TASK DESCRIPTION
How many lines in the records below hold the string "Ablagerungen"? Answer with the number alone.

MATERIAL PROVIDED
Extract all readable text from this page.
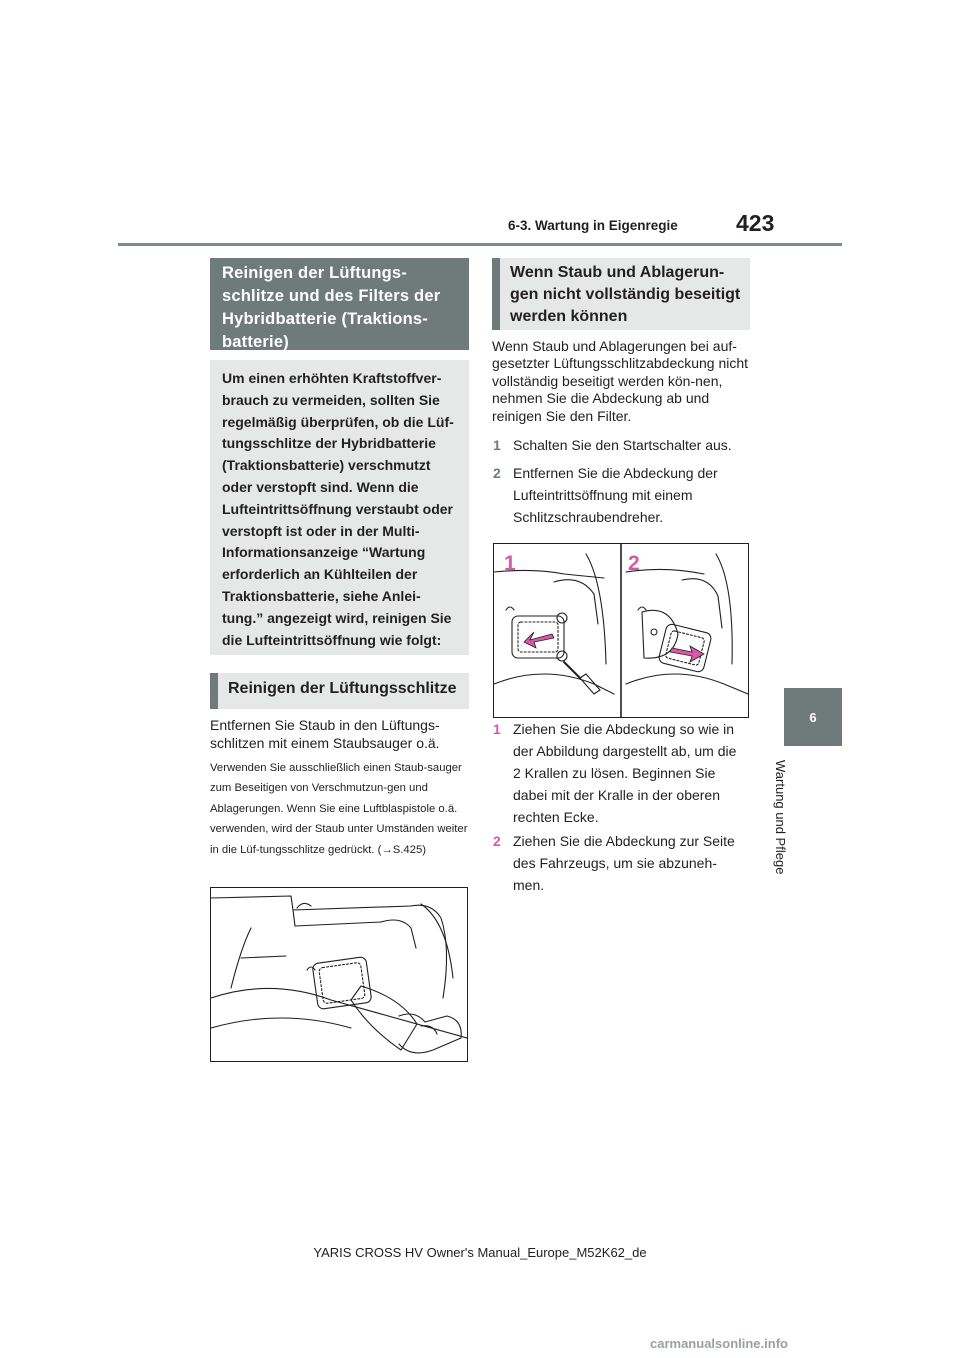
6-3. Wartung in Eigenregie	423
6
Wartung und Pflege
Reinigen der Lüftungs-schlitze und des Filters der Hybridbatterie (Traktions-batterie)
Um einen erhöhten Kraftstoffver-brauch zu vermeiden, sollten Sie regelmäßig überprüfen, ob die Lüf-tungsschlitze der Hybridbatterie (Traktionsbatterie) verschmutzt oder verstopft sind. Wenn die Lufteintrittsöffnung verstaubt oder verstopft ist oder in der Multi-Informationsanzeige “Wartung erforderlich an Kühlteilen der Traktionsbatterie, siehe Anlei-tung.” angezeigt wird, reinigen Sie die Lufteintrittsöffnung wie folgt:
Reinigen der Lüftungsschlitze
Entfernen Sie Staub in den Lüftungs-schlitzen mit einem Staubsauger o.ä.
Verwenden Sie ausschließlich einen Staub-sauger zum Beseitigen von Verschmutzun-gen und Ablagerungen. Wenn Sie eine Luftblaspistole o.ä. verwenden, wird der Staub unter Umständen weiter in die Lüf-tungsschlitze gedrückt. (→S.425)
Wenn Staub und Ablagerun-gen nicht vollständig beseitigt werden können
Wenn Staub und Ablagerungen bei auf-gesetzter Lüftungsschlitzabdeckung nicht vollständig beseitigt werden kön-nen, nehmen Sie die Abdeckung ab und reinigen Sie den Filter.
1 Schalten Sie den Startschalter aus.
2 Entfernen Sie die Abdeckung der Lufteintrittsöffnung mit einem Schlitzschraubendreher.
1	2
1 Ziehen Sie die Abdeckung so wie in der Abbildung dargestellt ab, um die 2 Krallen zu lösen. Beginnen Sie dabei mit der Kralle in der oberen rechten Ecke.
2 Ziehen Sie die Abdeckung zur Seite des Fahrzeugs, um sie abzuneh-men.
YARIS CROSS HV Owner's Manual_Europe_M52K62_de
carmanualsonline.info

SOLUTION TO THE EXERCISE
2